Please continue the forum thread on quantum encryption below, starting right after its last sentence.

- [Passage]
= Beginning of Section =

    they send the encrypted data only after they are sure no one else has the key.

  6. Re:FP? by Silverlancer · · Score: 5, Informative

    Its because of how quantum encryption works. Basically, I'll make an explanation here for everyone. We'll have two computers, Alice and Bob. Alice sends a bunch of *RANDOMLY* polarized photons, each polarized RANDOMLY with one of two polarizers--up-down, or diagonal. So you could have one of the following four photons: / \ | --

    Bob at the other end RANDOMLY switches between filters, and thus gets only about 3/4 of the photons right (this is a little long and thus I won't do the math here). So he reads off, over an insecure line, which filters he used when. Alice tells him when he was right and when he was wrong. The series of bits that he got right will be used for a one time pad cipher. However, Eve, the evesdropper, can't get the one-time pad! Why? Because she and Bob will have used a different sequence of polarizers, and thus she would have gotten some of the one-time pad wrong. Plus, when Eve measured any photon along the line, it would change its polarization, so therefore before doing the encrypted transmission, Alice could send a portion of the one-time pad to Bob. If any of it changed, then obviously Eve was on the line.

  7. Re:FP? by radamson · · Score: 5, Informative

    You can measure _some_ in quantum mechanics things without changing them, and that's the way these systems work. If I send you a horizontally polarized photon then if you measure it along the horizontal direction you won't change its state, but if you measure along any other direction you will. These systems work by the receiver measuring in one of two possible directions selected at random. The receiver and the sender then tell each other what direction the measurements were done so that they can decide what information is valid and what isn't.

    An eavesdropper will inevitably destroy some of the valid information which will introduce noise into the sent signal. The sender and receiver can detect this noise and deduce that they are being eavesdropped on.

    Incidentally, the security of the most common scheme has been proven mathematically by Shor and Preskill.

= End of Section =

- [Records supplied]
= Beginning of Section =

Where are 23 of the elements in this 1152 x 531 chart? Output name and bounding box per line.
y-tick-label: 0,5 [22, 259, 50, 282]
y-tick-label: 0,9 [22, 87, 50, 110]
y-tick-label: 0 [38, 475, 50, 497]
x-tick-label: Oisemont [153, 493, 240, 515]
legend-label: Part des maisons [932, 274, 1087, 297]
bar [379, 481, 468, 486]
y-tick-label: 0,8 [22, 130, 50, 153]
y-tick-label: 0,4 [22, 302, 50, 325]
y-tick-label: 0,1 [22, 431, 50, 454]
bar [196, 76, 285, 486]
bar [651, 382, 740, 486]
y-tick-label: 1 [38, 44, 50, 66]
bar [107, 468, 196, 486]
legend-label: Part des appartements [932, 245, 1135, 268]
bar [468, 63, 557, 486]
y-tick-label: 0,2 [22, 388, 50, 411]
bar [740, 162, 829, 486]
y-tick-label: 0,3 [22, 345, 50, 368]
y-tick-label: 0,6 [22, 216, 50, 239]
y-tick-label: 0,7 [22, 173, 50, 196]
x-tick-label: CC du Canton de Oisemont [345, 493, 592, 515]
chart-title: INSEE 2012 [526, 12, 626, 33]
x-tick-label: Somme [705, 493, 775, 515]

= End of Section =

- [Task response]
  8. Re:QC is not an encryption tech by po8 · · Score: 3, Informative

    No, I actually did mean "perfectly secure" against physical eavesdropping. The laws of quantum physics are odd; they guarantee (with probability arbitrarily close to 1) that if you try to listen to the message in transit, you'll wreck it. The Patriot Act may let the eavesdropper mess with the endpoints of the channel, but the channel itself is secure against everything but attacks on the fundamental laws of nature :-).

  9. not a big deal by eddeye · · Score: 4, Informative
    Quantum "encryption" is for the most part useless. It's just another way to exchange symmetric keys. The advantages are purely information-theoretic; in the real world, classical methods are just as good and a whole lot cheaper.

    It's like replacing a steel deadbolt with titanium, meanwhile the door is still wooden, the hinges are brass, and there's a large window right next to it.

    The only uses are extremely high-value applications like banking and the military. Even then I'd spend my money elsewhere.

    --
    Democracy is two wolves and a sheep voting on lunch.
  10. Re:common logical fallacy by AndrewHowe · · Score: 3, Informative

    That is true, but denial of service is already achievable with a pair of cable cutters. The benefit of quantum encryption is that you can be sure that if a message does arrive, it hasn't been read by anyone else. You still need to protect the physical link. Having said that, if your cable is protected from cutting, it is also protected from installation of eavesdropping devices, so I'm not sure what QE actually achieves in practice. I suppose it's worse to have your messages covertly eavesdropped than to not receive them at all... But you're pretty stuffed either way!